WORK TO DO: Select the lines that hold the word "face" and copy each one.
── EXTRACTED RECORDS
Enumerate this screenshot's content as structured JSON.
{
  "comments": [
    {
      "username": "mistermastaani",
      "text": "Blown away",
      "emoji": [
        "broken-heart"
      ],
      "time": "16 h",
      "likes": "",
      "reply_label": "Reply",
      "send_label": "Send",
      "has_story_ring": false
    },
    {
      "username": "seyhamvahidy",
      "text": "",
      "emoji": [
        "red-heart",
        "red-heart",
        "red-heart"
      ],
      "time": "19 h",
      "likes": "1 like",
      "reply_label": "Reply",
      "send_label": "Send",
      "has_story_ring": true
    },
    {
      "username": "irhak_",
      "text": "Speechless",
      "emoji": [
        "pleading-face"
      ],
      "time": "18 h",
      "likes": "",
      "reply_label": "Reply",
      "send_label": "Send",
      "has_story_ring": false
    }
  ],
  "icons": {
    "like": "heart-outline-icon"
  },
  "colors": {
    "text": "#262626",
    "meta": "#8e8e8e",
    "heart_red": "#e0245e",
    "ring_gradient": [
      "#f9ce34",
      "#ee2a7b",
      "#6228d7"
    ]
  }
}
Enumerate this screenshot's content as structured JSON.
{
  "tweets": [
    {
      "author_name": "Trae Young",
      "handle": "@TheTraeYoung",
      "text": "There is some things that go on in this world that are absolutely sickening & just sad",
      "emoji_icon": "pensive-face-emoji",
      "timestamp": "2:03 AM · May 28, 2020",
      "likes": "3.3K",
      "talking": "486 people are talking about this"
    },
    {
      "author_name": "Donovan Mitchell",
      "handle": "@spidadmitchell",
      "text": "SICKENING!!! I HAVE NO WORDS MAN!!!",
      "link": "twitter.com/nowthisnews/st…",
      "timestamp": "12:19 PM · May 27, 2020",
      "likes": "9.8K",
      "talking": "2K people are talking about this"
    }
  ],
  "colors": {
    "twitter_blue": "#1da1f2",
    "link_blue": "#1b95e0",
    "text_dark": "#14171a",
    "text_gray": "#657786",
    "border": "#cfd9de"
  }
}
────
FULL SOLUTION:
        "pleading-face"
      "emoji_icon": "pensive-face-emoji",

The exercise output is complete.